- _Stated task_
Check each line of the listing below for the string "analysis", and copy the ones that have it.

Records contained in a dataset

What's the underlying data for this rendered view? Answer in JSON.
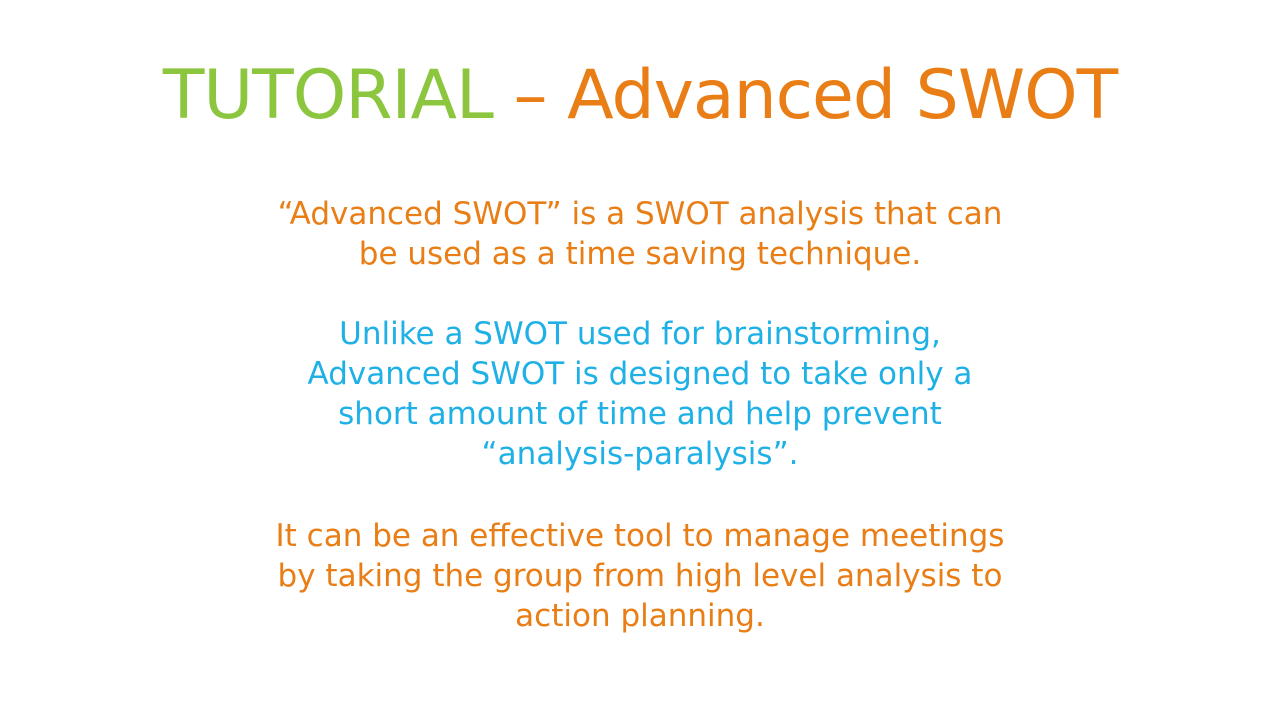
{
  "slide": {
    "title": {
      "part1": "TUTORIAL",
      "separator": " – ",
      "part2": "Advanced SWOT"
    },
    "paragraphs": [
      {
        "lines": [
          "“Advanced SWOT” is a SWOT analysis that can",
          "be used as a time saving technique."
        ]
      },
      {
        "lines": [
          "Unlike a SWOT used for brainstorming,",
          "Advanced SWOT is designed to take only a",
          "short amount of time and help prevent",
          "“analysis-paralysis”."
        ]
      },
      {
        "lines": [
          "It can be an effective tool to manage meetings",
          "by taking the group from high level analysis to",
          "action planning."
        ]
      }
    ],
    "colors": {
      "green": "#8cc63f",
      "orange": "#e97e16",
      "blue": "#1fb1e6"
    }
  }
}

...

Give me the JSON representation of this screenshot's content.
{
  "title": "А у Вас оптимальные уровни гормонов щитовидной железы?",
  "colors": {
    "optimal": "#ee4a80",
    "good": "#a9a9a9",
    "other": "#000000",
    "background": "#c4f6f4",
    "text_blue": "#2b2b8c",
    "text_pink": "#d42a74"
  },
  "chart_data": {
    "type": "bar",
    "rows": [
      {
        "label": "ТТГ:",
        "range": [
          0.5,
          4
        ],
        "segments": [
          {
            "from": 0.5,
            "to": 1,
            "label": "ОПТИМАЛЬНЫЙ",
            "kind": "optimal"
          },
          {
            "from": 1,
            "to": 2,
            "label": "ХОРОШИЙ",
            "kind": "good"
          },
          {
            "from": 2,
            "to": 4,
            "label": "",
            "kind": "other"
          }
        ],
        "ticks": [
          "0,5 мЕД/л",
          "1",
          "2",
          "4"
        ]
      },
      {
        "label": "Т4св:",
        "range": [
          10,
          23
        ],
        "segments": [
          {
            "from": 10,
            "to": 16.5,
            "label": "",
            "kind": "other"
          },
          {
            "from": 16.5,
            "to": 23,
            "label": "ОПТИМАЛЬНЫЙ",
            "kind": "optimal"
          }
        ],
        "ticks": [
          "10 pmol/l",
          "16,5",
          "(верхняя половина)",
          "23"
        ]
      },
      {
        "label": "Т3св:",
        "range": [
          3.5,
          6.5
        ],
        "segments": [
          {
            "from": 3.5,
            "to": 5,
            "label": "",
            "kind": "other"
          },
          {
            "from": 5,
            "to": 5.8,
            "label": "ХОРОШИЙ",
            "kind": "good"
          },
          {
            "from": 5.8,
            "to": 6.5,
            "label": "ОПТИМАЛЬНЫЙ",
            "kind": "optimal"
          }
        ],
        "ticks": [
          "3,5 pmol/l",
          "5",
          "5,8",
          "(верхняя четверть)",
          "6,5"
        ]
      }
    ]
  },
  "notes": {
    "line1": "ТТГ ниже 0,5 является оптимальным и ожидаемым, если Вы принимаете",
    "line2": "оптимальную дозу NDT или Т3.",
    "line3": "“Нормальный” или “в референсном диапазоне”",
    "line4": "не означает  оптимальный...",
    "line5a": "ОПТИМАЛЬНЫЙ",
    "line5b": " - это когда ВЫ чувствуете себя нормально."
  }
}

- _Answer below_
          "“Advanced SWOT” is a SWOT analysis that can",
          "“analysis-paralysis”."
          "by taking the group from high level analysis to",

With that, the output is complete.